__Exercise details__: Format the lines below as a numbered list, skipping any blank lines and leaving out the pictures.

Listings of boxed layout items
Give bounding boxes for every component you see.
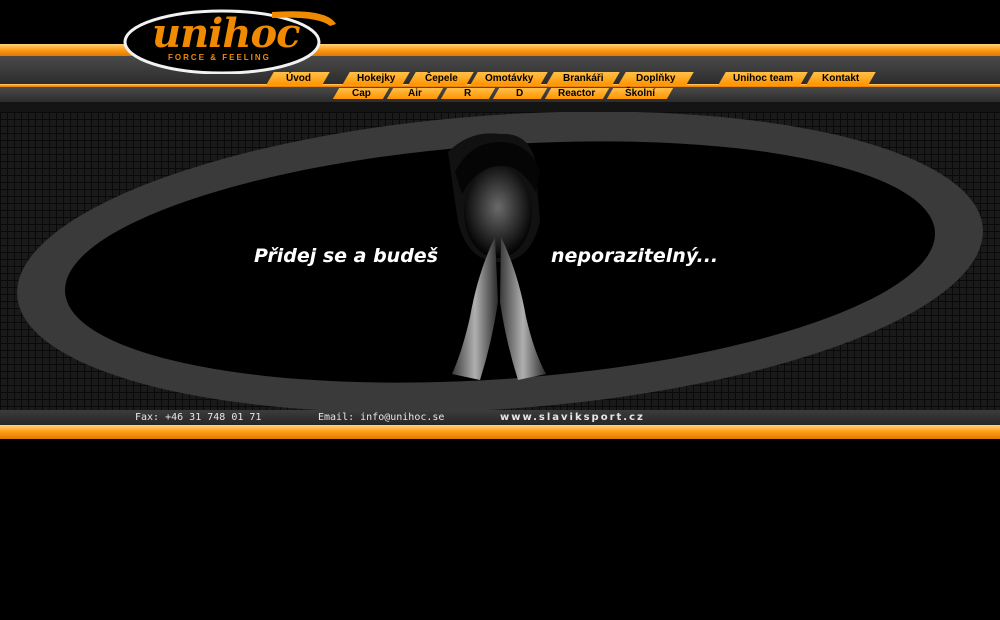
nav-tab-doplnky[interactable]: Doplňky [618,72,694,85]
nav-tab-kontakt[interactable]: Kontakt [806,72,876,85]
praying-figure-image [448,133,546,380]
subnav-tab-reactor[interactable]: Reactor [544,88,610,99]
nav-tab-label: Doplňky [636,73,676,84]
nav-tab-label: Čepele [424,73,458,84]
nav-tab-label: Hokejky [356,73,396,84]
subnav-tab-r[interactable]: R [440,88,496,99]
subnav-tab-label: Air [408,88,422,99]
logo-wordmark: unihoc [152,10,300,57]
subnav-tab-label: Reactor [558,88,596,99]
subnav-tab-cap[interactable]: Cap [332,88,390,99]
headline-left: Přidej se a budeš [254,245,439,267]
subnav-tab-d[interactable]: D [492,88,548,99]
subnav-tab-label: D [516,88,524,99]
nav-tab-omotavky[interactable]: Omotávky [470,72,548,85]
footer-email[interactable]: Email: info@unihoc.se [318,411,444,424]
footer-orange-stripe [0,425,1000,439]
logo-tagline: FORCE & FEELING [168,53,271,62]
footer-website-link[interactable]: www.slaviksport.cz [500,411,645,424]
nav-tab-label: Úvod [285,73,311,84]
headline-right: neporazitelný... [551,245,719,267]
nav-tab-label: Kontakt [822,73,860,84]
header-bottom-strip [0,102,1000,112]
subnav-tab-label: Školní [624,88,655,99]
footer-fax: Fax: +46 31 748 01 71 [135,412,262,423]
nav-tab-brankari[interactable]: Brankáři [546,72,620,85]
nav-tab-label: Unihoc team [732,73,793,84]
nav-tab-unihoc-team[interactable]: Unihoc team [718,72,808,85]
nav-tab-label: Omotávky [484,73,534,84]
hero-banner: Přidej se a budeš neporazitelný... [0,112,1000,412]
nav-tab-hokejky[interactable]: Hokejky [342,72,410,85]
subnav-tab-label: R [464,88,472,99]
unihoc-logo[interactable]: unihoc FORCE & FEELING [122,6,336,74]
nav-tab-cepele[interactable]: Čepele [408,72,474,85]
subnav-tab-air[interactable]: Air [386,88,444,99]
subnav-tab-label: Cap [351,88,371,99]
nav-tab-uvod[interactable]: Úvod [266,72,330,85]
subnav-tab-skolni[interactable]: Školní [606,88,674,99]
nav-tab-label: Brankáři [562,73,604,84]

__Complete output__:
1. Give bounding boxes for every component you see.
2. nav-tab-doplnky[interactable]: Doplňky [618,72,694,85]
3. nav-tab-kontakt[interactable]: Kontakt [806,72,876,85]
4. praying-figure-image [448,133,546,380]
5. subnav-tab-reactor[interactable]: Reactor [544,88,610,99]
6. nav-tab-label: Doplňky [636,73,676,84]
7. nav-tab-label: Čepele [424,73,458,84]
8. nav-tab-label: Hokejky [356,73,396,84]
9. subnav-tab-r[interactable]: R [440,88,496,99]
10. subnav-tab-label: Air [408,88,422,99]
11. logo-wordmark: unihoc [152,10,300,57]
12. subnav-tab-label: Reactor [558,88,596,99]
13. subnav-tab-cap[interactable]: Cap [332,88,390,99]
14. headline-left: Přidej se a budeš [254,245,439,267]
15. subnav-tab-d[interactable]: D [492,88,548,99]
16. subnav-tab-label: D [516,88,524,99]
17. nav-tab-omotavky[interactable]: Omotávky [470,72,548,85]
18. footer-email[interactable]: Email: info@unihoc.se [318,411,444,424]
19. footer-orange-stripe [0,425,1000,439]
20. logo-tagline: FORCE & FEELING [168,53,271,62]
21. footer-website-link[interactable]: www.slaviksport.cz [500,411,645,424]
22. nav-tab-label: Úvod [285,73,311,84]
23. headline-right: neporazitelný... [551,245,719,267]
24. nav-tab-label: Kontakt [822,73,860,84]
25. header-bottom-strip [0,102,1000,112]
26. subnav-tab-label: Školní [624,88,655,99]
27. footer-fax: Fax: +46 31 748 01 71 [135,412,262,423]
28. nav-tab-brankari[interactable]: Brankáři [546,72,620,85]
29. nav-tab-label: Unihoc team [732,73,793,84]
30. nav-tab-unihoc-team[interactable]: Unihoc team [718,72,808,85]
31. nav-tab-label: Omotávky [484,73,534,84]
32. hero-banner: Přidej se a budeš neporazitelný... [0,112,1000,412]
33. nav-tab-hokejky[interactable]: Hokejky [342,72,410,85]
34. subnav-tab-label: R [464,88,472,99]
35. unihoc-logo[interactable]: unihoc FORCE & FEELING [122,6,336,74]
36. nav-tab-cepele[interactable]: Čepele [408,72,474,85]
37. subnav-tab-air[interactable]: Air [386,88,444,99]
38. subnav-tab-label: Cap [351,88,371,99]
39. nav-tab-uvod[interactable]: Úvod [266,72,330,85]
40. subnav-tab-skolni[interactable]: Školní [606,88,674,99]
41. nav-tab-label: Brankáři [562,73,604,84]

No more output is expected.